EXCERPTED DATA:
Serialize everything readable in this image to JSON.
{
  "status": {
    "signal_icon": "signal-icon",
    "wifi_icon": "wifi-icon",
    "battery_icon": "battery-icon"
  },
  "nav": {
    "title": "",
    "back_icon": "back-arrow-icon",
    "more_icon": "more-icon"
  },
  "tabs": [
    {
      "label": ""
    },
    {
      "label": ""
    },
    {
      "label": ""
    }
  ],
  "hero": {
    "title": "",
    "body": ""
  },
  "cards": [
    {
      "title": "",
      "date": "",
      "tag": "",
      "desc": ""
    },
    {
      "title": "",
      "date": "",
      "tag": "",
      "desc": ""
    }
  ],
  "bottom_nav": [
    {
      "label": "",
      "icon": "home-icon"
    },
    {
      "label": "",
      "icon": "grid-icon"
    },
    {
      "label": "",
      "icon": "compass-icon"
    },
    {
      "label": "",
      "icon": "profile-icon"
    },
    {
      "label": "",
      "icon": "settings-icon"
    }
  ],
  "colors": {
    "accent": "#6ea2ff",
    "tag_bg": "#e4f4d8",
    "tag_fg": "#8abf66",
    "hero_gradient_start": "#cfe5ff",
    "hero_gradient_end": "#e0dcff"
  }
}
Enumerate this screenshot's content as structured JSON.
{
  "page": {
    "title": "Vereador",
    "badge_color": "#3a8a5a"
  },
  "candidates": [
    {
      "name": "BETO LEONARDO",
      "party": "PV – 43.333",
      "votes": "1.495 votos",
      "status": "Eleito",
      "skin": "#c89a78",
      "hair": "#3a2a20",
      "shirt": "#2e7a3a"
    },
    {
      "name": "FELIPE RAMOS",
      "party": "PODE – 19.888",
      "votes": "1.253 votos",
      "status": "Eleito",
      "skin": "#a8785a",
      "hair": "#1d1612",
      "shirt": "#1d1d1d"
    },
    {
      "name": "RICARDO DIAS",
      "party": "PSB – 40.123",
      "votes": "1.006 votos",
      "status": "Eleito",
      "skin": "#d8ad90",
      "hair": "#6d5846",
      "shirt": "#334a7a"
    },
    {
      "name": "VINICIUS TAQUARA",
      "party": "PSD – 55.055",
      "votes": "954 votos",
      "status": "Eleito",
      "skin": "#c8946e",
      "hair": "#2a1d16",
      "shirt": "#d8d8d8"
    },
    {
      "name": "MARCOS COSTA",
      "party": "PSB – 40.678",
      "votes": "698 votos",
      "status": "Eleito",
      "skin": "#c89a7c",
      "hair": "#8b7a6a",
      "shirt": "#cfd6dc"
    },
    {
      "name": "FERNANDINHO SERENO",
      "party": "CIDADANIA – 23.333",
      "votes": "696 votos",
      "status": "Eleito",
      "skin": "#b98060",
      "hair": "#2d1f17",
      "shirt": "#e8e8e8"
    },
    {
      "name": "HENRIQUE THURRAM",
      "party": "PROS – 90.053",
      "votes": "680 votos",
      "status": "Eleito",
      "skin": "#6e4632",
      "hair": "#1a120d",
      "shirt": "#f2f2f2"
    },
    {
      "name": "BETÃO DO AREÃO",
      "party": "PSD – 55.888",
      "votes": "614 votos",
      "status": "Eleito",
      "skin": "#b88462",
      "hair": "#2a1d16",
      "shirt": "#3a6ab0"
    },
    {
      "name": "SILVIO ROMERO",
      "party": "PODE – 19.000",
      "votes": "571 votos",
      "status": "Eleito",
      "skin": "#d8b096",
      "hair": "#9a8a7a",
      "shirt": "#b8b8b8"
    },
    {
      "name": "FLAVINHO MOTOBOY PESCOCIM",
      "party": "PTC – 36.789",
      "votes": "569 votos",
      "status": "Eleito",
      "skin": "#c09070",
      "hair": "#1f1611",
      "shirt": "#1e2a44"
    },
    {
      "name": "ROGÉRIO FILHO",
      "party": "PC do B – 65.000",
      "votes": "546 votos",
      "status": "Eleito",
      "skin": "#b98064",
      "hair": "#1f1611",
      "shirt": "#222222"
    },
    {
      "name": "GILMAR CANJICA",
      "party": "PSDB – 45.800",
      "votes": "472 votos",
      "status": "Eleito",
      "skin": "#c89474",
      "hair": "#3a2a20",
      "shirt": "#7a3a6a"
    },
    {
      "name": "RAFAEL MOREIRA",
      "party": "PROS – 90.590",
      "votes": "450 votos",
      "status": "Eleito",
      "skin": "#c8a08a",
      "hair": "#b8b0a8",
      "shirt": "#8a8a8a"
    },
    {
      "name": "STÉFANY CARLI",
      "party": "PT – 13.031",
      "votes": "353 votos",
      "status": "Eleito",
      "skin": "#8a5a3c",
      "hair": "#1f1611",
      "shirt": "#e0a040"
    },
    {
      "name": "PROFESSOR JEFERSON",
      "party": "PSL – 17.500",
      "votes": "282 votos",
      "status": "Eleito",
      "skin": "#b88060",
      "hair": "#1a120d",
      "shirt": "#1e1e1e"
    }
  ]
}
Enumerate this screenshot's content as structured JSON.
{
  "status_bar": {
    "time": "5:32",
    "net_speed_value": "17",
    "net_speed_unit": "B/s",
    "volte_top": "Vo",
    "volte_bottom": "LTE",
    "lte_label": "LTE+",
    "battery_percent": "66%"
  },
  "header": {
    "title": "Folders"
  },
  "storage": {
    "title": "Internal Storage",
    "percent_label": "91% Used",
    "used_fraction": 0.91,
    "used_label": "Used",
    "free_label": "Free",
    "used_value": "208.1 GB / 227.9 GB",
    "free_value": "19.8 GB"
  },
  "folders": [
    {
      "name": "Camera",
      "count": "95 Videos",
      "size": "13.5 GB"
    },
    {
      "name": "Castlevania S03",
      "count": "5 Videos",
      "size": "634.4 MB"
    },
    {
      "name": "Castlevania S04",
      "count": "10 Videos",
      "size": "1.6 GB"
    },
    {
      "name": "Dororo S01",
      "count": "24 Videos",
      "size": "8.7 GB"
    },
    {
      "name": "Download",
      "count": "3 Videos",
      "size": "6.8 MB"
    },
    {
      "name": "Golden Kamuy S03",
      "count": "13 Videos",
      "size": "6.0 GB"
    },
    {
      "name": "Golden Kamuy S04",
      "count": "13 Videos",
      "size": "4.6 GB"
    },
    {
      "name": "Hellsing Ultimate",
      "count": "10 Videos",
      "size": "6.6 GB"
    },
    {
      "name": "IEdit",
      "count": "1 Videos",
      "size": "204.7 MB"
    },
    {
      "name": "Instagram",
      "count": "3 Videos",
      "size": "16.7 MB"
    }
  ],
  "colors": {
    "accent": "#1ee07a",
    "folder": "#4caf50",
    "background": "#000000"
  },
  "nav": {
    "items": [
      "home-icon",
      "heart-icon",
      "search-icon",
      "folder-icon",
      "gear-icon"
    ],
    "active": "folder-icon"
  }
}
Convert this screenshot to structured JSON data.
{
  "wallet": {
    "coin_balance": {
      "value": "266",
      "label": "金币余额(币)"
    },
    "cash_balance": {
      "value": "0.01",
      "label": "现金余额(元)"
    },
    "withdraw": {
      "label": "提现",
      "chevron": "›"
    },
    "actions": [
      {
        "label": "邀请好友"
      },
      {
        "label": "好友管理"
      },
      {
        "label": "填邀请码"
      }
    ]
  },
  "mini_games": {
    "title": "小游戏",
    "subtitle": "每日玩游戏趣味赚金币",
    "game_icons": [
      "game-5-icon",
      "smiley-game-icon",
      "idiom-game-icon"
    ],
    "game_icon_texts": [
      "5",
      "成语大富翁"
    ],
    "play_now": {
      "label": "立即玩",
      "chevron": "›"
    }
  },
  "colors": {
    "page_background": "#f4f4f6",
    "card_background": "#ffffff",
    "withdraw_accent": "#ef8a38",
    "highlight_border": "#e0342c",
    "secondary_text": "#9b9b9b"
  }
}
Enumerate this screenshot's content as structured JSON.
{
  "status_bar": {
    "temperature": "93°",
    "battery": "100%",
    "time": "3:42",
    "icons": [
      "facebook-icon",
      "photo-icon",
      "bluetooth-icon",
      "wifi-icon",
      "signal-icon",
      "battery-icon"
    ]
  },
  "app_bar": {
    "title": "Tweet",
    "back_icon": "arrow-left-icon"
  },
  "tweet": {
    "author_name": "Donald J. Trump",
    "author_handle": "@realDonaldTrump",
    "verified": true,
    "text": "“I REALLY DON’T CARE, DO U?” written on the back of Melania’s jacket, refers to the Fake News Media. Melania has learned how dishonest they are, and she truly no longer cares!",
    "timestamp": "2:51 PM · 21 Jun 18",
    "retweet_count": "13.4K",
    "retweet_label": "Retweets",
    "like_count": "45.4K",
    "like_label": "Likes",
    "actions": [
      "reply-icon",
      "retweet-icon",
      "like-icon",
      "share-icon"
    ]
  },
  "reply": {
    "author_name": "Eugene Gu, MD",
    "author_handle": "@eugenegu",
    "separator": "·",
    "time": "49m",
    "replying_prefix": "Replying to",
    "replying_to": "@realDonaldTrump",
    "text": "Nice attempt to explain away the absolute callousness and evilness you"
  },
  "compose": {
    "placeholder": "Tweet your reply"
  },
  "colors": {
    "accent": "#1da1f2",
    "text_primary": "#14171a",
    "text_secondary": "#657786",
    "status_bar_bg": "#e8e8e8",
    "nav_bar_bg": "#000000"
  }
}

REQUIRED TASK: Count the lines of the material that include the word "Golden", then state only the total.

REPLY TO THE EXERCISE: 2